▸ **TASK DESCRIPTION**
Word for word, the data below must be repeated in full; no picture is to be included.

▸ **MATERIAL PROVIDED**
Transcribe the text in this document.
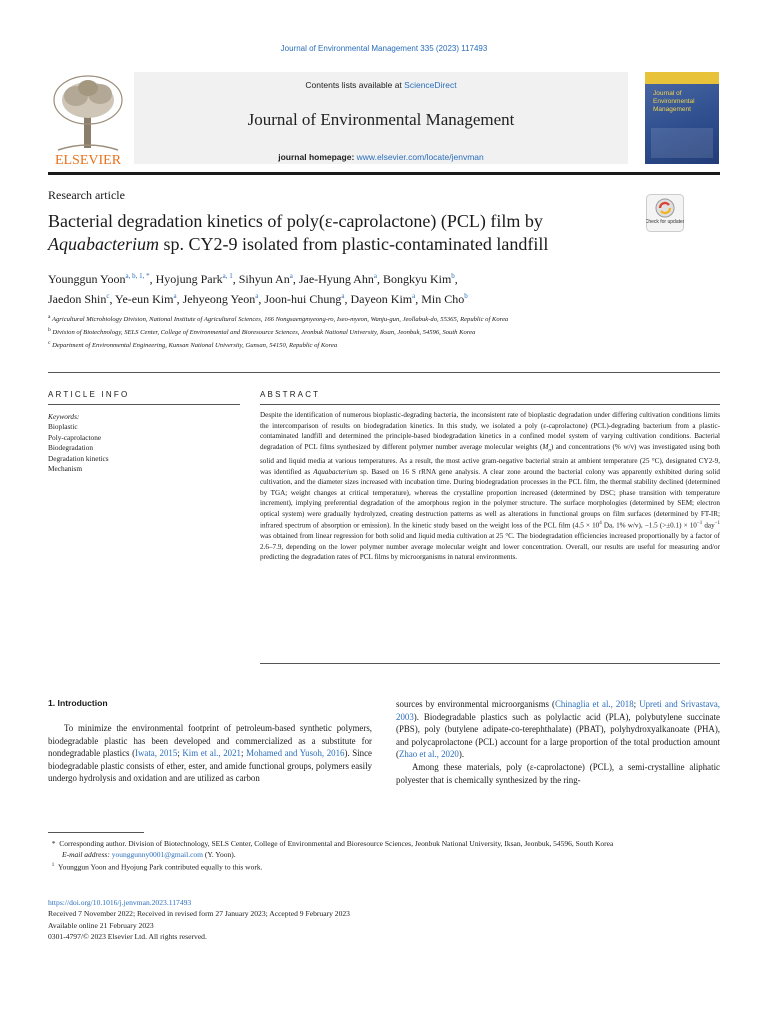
Journal of Environmental Management 335 (2023) 117493
ELSEVIER
Contents lists available at ScienceDirect
Journal of Environmental Management
journal homepage: www.elsevier.com/locate/jenvman
Journal of Environmental Management
Research article
Bacterial degradation kinetics of poly(ε-caprolactone) (PCL) film by
Aquabacterium sp. CY2-9 isolated from plastic-contaminated landfill
Check for updates
Younggun Yoon$^{a, b, 1, *}$, Hyojung Park$^{a, 1}$, Sihyun An$^a$, Jae-Hyung Ahn$^a$, Bongkyu Kim$^b$,
Jaedon Shin$^c$, Ye-eun Kim$^a$, Jehyeong Yeon$^a$, Joon-hui Chung$^a$, Dayeon Kim$^a$, Min Cho$^b$
$^a$ Agricultural Microbiology Division, National Institute of Agricultural Sciences, 166 Nongsaengmyeong-ro, Iseo-myeon, Wanju-gun, Jeollabuk-do, 55365, Republic of Korea
$^b$ Division of Biotechnology, SELS Center, College of Environmental and Bioresource Sciences, Jeonbuk National University, Iksan, Jeonbuk, 54596, South Korea
$^c$ Department of Environmental Engineering, Kunsan National University, Gunsan, 54150, Republic of Korea
ARTICLE INFO	ABSTRACT
Keywords:
Bioplastic
Poly-caprolactone
Biodegradation
Degradation kinetics
Mechanism
Despite the identification of numerous bioplastic-degrading bacteria, the inconsistent rate of bioplastic degradation under differing cultivation conditions limits the intercomparison of results on biodegradation kinetics. In this study, we isolated a poly (ε-caprolactone) (PCL)-degrading bacterium from a plastic-contaminated landfill and determined the principle-based biodegradation kinetics in a confined model system of varying cultivation conditions. Bacterial degradation of PCL films synthesized by different polymer number average molecular weights $(M_n)$ and concentrations (% w/v) was investigated using both solid and liquid media at various temperatures. As a result, the most active gram-negative bacterial strain at ambient temperature (25 °C), designated CY2-9, was identified as Aquabacterium sp. Based on 16 S rRNA gene analysis. A clear zone around the bacterial colony was apparently exhibited during solid cultivation, and the diameter sizes increased with incubation time. During biodegradation processes in the PCL film, the thermal stability declined (determined by TGA; weight changes at critical temperature), whereas the crystalline proportion increased (determined by DSC; phase transition with temperature increment), implying preferential degradation of the amorphous region in the polymer structure. The surface morphologies (determined by SEM; electron optical system) were gradually hydrolyzed, creating destruction patterns as well as alterations in functional groups on film surfaces (determined by FT-IR; infrared spectrum of absorption or emission). In the kinetic study based on the weight loss of the PCL film ($4.5 \times 10^4$ Da, 1% w/v), −1.5 $(>\pm 0.1) \times 10^{-1}$ day$^{-1}$ was obtained from linear regression for both solid and liquid media cultivation at 25 °C. The biodegradation efficiencies increased proportionally by a factor of 2.6–7.9, depending on the lower polymer number average molecular weight and lower concentration. Overall, our results are useful for measuring and/or predicting the degradation rates of PCL films by microorganisms in natural environments.
1. Introduction
To minimize the environmental footprint of petroleum-based synthetic polymers, biodegradable plastic has been developed and commercialized as a substitute for nondegradable plastics (Iwata, 2015; Kim et al., 2021; Mohamed and Yusoh, 2016). Since biodegradable plastic consists of ether, ester, and amide functional groups, polymers easily undergo hydrolysis and oxidation and are utilized as carbon

sources by environmental microorganisms (Chinaglia et al., 2018; Upreti and Srivastava, 2003). Biodegradable plastics such as polylactic acid (PLA), polybutylene succinate (PBS), poly (butylene adipate-co-terephthalate) (PBAT), polyhydroxyalkanoate (PHA), and polycaprolactone (PCL) account for a large proportion of the total production amount (Zhao et al., 2020).

Among these materials, poly (ε-caprolactone) (PCL), a semi-crystalline aliphatic polyester that is chemically synthesized by the ring-

* Corresponding author. Division of Biotechnology, SELS Center, College of Environmental and Bioresource Sciences, Jeonbuk National University, Iksan, Jeonbuk, 54596, South Korea

E-mail address: younggunny0001@gmail.com (Y. Yoon).

$^1$ Younggun Yoon and Hyojung Park contributed equally to this work.

https://doi.org/10.1016/j.jenvman.2023.117493

Received 7 November 2022; Received in revised form 27 January 2023; Accepted 9 February 2023

Available online 21 February 2023

0301-4797/© 2023 Elsevier Ltd. All rights reserved.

▸ **OUTPUT OF THE TASK**
Transcribe the text in this document.
Journal of Environmental Management 335 (2023) 117493
ELSEVIER
Contents lists available at ScienceDirect
Journal of Environmental Management
journal homepage: www.elsevier.com/locate/jenvman
Journal of Environmental Management
Research article
Bacterial degradation kinetics of poly(ε-caprolactone) (PCL) film by
Aquabacterium sp. CY2-9 isolated from plastic-contaminated landfill
Check for updates
Younggun Yoon$^{a, b, 1, *}$, Hyojung Park$^{a, 1}$, Sihyun An$^a$, Jae-Hyung Ahn$^a$, Bongkyu Kim$^b$,
Jaedon Shin$^c$, Ye-eun Kim$^a$, Jehyeong Yeon$^a$, Joon-hui Chung$^a$, Dayeon Kim$^a$, Min Cho$^b$
$^a$ Agricultural Microbiology Division, National Institute of Agricultural Sciences, 166 Nongsaengmyeong-ro, Iseo-myeon, Wanju-gun, Jeollabuk-do, 55365, Republic of Korea
$^b$ Division of Biotechnology, SELS Center, College of Environmental and Bioresource Sciences, Jeonbuk National University, Iksan, Jeonbuk, 54596, South Korea
$^c$ Department of Environmental Engineering, Kunsan National University, Gunsan, 54150, Republic of Korea
ARTICLE INFO	ABSTRACT
Keywords:
Bioplastic
Poly-caprolactone
Biodegradation
Degradation kinetics
Mechanism
Despite the identification of numerous bioplastic-degrading bacteria, the inconsistent rate of bioplastic degradation under differing cultivation conditions limits the intercomparison of results on biodegradation kinetics. In this study, we isolated a poly (ε-caprolactone) (PCL)-degrading bacterium from a plastic-contaminated landfill and determined the principle-based biodegradation kinetics in a confined model system of varying cultivation conditions. Bacterial degradation of PCL films synthesized by different polymer number average molecular weights $(M_n)$ and concentrations (% w/v) was investigated using both solid and liquid media at various temperatures. As a result, the most active gram-negative bacterial strain at ambient temperature (25 °C), designated CY2-9, was identified as Aquabacterium sp. Based on 16 S rRNA gene analysis. A clear zone around the bacterial colony was apparently exhibited during solid cultivation, and the diameter sizes increased with incubation time. During biodegradation processes in the PCL film, the thermal stability declined (determined by TGA; weight changes at critical temperature), whereas the crystalline proportion increased (determined by DSC; phase transition with temperature increment), implying preferential degradation of the amorphous region in the polymer structure. The surface morphologies (determined by SEM; electron optical system) were gradually hydrolyzed, creating destruction patterns as well as alterations in functional groups on film surfaces (determined by FT-IR; infrared spectrum of absorption or emission). In the kinetic study based on the weight loss of the PCL film ($4.5 \times 10^4$ Da, 1% w/v), −1.5 $(>\pm 0.1) \times 10^{-1}$ day$^{-1}$ was obtained from linear regression for both solid and liquid media cultivation at 25 °C. The biodegradation efficiencies increased proportionally by a factor of 2.6–7.9, depending on the lower polymer number average molecular weight and lower concentration. Overall, our results are useful for measuring and/or predicting the degradation rates of PCL films by microorganisms in natural environments.
1. Introduction
To minimize the environmental footprint of petroleum-based synthetic polymers, biodegradable plastic has been developed and commercialized as a substitute for nondegradable plastics (Iwata, 2015; Kim et al., 2021; Mohamed and Yusoh, 2016). Since biodegradable plastic consists of ether, ester, and amide functional groups, polymers easily undergo hydrolysis and oxidation and are utilized as carbon

sources by environmental microorganisms (Chinaglia et al., 2018; Upreti and Srivastava, 2003). Biodegradable plastics such as polylactic acid (PLA), polybutylene succinate (PBS), poly (butylene adipate-co-terephthalate) (PBAT), polyhydroxyalkanoate (PHA), and polycaprolactone (PCL) account for a large proportion of the total production amount (Zhao et al., 2020).

Among these materials, poly (ε-caprolactone) (PCL), a semi-crystalline aliphatic polyester that is chemically synthesized by the ring-

* Corresponding author. Division of Biotechnology, SELS Center, College of Environmental and Bioresource Sciences, Jeonbuk National University, Iksan, Jeonbuk, 54596, South Korea

E-mail address: younggunny0001@gmail.com (Y. Yoon).

$^1$ Younggun Yoon and Hyojung Park contributed equally to this work.

https://doi.org/10.1016/j.jenvman.2023.117493

Received 7 November 2022; Received in revised form 27 January 2023; Accepted 9 February 2023

Available online 21 February 2023

0301-4797/© 2023 Elsevier Ltd. All rights reserved.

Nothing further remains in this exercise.